▶ [What the task asks] Of all the lines in the material, how many contain the word "object"? State the number alone.

※

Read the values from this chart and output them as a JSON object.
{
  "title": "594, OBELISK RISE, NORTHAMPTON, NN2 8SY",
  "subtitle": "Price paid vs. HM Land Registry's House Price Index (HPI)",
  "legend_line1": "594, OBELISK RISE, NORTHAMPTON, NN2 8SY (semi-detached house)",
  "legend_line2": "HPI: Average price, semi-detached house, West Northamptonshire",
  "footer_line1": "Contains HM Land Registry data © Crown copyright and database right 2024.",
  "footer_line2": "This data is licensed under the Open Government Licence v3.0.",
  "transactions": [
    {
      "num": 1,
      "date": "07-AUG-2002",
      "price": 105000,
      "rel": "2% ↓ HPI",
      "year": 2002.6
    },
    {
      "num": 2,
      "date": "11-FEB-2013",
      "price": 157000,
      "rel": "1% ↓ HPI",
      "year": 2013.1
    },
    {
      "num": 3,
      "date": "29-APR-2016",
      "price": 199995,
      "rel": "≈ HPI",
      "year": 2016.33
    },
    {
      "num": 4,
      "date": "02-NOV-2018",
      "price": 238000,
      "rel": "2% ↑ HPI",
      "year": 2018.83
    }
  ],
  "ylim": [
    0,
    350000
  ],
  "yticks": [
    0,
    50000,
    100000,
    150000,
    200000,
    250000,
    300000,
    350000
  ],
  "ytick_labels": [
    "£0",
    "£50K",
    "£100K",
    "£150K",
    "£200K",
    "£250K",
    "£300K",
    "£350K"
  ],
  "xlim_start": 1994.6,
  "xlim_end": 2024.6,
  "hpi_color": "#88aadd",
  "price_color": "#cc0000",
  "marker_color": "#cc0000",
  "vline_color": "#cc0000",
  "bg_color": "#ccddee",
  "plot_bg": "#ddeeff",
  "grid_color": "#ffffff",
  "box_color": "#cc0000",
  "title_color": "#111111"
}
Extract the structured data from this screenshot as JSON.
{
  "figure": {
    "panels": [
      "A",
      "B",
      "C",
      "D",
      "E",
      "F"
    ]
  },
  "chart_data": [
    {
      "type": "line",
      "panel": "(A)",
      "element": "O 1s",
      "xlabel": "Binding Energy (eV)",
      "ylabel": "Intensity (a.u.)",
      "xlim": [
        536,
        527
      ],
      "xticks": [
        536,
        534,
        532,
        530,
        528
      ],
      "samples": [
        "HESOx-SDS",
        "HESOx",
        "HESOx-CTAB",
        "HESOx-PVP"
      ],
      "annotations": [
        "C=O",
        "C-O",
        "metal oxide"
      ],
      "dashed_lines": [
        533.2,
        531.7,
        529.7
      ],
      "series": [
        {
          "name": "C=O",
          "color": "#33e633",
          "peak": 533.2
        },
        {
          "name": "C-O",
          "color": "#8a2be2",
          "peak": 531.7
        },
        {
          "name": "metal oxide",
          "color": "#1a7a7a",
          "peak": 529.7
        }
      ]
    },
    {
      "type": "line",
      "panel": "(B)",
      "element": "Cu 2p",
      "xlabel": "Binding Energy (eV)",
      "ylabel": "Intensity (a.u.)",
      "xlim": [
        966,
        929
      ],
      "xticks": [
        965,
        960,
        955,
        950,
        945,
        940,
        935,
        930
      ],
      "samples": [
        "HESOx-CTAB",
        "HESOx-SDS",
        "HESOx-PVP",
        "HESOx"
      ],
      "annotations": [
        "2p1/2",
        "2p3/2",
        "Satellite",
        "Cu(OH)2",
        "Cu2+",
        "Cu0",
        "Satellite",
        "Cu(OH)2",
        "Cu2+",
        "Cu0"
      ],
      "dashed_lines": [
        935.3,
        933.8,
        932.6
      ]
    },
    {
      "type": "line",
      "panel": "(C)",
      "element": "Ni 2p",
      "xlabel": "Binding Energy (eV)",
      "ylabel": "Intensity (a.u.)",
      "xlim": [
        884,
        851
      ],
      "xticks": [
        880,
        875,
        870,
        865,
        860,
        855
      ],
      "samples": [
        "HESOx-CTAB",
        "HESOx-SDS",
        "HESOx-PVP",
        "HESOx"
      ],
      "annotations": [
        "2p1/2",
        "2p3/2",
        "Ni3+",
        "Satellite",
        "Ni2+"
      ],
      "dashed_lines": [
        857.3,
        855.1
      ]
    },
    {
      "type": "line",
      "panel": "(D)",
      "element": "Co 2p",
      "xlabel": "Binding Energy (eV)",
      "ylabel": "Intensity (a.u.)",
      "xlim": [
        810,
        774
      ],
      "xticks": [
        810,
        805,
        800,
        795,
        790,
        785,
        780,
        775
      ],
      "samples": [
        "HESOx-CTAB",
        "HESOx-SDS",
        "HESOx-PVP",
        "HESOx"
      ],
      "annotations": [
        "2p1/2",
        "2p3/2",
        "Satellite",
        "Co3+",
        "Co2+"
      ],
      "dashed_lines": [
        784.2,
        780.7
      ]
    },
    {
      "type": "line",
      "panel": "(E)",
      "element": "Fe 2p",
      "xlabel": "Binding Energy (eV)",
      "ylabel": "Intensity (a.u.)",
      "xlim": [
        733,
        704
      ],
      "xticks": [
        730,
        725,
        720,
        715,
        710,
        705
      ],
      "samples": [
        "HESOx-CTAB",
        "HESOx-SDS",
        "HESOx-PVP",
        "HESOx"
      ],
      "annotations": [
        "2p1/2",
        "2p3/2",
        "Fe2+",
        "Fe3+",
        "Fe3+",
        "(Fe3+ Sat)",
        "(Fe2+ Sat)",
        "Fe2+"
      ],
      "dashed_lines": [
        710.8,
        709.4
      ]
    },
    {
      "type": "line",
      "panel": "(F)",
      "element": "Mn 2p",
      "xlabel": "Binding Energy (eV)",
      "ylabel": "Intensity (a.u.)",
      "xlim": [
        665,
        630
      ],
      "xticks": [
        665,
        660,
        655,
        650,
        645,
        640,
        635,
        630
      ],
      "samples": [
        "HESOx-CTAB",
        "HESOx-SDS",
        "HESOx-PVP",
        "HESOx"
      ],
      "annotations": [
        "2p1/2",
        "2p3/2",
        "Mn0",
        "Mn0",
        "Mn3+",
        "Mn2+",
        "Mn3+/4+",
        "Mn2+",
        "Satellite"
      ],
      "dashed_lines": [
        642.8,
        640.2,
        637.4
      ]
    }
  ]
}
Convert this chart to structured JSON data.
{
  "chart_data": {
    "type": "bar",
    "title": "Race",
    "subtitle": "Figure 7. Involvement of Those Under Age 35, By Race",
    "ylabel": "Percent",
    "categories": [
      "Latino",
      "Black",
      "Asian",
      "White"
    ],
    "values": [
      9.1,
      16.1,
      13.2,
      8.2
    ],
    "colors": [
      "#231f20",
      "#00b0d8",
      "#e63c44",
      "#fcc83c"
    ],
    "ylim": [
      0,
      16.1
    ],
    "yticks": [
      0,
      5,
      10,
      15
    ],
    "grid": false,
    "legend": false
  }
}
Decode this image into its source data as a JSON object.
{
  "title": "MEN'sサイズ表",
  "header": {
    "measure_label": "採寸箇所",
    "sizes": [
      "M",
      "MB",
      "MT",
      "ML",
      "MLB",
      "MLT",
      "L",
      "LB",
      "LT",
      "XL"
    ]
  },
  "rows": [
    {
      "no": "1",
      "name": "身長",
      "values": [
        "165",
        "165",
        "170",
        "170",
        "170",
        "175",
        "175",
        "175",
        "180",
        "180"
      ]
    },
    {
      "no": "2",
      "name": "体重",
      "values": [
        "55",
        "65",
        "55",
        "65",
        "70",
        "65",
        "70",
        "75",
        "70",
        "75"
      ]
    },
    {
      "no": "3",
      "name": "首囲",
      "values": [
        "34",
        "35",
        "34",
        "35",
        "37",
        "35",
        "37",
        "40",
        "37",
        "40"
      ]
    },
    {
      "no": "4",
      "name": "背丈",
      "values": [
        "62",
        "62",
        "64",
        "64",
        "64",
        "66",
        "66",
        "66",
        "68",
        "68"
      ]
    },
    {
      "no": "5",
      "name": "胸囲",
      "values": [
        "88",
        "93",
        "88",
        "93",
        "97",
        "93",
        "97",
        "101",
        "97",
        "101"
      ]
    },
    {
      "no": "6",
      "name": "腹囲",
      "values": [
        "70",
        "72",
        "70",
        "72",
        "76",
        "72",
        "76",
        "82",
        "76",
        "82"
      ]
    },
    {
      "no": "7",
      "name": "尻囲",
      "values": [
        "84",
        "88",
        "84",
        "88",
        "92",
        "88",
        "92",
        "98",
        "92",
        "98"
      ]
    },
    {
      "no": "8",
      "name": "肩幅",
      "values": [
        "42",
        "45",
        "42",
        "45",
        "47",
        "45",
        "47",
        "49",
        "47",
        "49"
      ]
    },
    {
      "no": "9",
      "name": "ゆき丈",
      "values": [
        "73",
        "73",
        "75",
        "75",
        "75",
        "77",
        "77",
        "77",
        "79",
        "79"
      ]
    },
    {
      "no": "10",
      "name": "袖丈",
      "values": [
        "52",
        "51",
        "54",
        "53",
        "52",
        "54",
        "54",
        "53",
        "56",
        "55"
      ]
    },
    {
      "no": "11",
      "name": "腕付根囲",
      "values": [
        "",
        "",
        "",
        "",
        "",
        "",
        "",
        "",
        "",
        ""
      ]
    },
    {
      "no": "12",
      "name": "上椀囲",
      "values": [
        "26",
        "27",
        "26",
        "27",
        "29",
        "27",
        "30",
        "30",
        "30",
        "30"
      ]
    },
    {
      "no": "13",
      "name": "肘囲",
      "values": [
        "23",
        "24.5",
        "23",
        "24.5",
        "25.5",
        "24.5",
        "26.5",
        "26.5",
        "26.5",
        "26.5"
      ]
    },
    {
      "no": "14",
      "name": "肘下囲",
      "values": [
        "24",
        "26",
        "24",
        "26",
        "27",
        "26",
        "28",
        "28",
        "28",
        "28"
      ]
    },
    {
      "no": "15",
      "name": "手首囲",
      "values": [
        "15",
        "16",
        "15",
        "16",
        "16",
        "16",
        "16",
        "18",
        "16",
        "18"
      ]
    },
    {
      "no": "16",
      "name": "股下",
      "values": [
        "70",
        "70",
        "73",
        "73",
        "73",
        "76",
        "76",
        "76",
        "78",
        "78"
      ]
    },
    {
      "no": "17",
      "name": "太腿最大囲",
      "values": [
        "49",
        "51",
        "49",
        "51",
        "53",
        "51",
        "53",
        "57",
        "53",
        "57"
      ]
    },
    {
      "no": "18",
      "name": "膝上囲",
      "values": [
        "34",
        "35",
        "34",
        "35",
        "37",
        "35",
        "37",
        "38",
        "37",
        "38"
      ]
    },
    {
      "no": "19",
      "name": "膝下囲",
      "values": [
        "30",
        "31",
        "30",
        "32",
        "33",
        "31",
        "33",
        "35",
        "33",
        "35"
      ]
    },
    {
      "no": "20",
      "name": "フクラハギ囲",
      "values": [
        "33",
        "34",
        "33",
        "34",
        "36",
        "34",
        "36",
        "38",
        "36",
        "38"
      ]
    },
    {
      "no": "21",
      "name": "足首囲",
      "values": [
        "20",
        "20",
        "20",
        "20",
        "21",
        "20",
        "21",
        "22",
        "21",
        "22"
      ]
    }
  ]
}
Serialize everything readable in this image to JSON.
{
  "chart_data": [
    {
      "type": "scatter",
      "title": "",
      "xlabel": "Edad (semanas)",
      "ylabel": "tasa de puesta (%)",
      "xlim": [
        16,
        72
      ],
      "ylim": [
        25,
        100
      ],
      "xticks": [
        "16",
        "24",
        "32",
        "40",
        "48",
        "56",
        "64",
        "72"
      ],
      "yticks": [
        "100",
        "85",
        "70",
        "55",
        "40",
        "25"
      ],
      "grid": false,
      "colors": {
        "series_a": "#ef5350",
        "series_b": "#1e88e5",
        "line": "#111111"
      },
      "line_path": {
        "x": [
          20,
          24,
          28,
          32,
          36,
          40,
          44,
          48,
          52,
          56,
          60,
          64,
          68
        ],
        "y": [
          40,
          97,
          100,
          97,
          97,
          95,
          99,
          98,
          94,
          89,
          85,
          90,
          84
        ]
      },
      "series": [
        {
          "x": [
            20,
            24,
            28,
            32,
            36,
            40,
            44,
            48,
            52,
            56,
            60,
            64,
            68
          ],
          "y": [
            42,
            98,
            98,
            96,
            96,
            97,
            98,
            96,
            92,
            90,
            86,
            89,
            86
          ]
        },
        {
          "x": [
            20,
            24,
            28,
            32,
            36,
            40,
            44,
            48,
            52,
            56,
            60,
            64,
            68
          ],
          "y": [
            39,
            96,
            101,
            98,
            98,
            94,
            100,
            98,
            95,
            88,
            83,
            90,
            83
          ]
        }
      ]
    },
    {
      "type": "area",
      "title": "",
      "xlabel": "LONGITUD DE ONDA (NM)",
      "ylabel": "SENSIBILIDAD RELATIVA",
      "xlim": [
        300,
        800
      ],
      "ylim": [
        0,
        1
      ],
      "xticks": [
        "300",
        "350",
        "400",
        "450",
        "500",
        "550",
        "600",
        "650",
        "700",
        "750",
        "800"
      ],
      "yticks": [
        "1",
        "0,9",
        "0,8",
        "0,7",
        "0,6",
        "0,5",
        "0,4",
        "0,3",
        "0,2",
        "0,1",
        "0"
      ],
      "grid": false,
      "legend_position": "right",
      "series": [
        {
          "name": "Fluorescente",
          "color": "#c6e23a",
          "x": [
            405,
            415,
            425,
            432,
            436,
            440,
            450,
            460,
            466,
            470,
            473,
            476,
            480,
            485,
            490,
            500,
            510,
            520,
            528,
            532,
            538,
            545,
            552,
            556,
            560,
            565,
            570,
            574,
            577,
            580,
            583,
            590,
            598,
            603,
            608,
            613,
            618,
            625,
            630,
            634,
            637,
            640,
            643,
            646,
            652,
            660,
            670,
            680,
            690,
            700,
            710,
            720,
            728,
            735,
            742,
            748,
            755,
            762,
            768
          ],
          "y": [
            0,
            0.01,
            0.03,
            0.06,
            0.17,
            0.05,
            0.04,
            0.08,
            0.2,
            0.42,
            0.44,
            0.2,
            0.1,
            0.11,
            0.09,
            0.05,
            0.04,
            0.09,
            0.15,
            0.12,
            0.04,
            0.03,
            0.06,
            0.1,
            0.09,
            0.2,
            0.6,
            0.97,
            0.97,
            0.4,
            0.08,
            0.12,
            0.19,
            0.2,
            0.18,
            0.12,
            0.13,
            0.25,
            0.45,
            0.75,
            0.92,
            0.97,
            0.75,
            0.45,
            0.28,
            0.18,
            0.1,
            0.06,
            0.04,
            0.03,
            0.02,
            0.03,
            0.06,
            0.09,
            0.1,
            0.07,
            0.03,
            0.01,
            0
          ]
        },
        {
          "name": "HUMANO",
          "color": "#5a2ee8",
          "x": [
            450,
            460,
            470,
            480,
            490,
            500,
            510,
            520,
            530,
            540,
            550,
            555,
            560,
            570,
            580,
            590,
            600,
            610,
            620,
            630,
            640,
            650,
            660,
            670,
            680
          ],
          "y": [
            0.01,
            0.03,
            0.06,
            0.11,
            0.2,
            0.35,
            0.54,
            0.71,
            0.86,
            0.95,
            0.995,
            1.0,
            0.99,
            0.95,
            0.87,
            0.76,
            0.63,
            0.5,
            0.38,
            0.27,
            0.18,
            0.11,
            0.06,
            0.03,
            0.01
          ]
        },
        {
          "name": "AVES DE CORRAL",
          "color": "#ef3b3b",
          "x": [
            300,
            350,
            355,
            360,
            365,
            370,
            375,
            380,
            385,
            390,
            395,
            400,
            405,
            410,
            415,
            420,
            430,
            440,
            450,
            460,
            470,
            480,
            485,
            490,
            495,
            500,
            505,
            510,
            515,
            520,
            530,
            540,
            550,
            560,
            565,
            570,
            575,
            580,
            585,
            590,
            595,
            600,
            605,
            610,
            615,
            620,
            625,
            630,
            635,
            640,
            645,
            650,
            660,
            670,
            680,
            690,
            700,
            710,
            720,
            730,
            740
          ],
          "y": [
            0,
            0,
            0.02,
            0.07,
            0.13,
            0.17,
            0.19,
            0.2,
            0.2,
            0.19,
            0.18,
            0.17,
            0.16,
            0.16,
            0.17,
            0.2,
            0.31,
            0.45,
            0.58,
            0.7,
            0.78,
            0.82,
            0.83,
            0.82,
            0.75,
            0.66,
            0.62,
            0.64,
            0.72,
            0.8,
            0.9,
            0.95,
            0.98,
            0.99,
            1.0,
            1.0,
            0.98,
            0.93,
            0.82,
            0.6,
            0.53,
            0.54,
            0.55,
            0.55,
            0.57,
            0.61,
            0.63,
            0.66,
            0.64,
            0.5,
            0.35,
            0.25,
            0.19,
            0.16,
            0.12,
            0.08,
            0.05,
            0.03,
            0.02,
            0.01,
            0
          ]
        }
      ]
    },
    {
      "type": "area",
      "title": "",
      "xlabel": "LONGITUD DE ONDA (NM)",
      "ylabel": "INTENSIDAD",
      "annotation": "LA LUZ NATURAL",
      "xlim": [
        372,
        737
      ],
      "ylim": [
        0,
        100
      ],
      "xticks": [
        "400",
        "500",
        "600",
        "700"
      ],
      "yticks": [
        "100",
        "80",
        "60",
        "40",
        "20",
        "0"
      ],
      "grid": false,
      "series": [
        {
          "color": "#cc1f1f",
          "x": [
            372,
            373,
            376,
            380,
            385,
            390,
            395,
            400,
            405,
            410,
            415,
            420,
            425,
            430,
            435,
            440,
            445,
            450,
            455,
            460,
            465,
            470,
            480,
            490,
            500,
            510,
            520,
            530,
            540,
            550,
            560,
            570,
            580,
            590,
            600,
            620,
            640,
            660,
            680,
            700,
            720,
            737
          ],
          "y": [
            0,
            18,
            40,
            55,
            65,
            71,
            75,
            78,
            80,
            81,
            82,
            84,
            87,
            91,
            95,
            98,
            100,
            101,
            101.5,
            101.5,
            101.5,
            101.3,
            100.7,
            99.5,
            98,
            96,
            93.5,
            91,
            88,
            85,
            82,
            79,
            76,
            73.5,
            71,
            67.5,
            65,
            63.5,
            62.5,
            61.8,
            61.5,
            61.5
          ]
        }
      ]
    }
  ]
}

※

▶ [Solved exercise] 2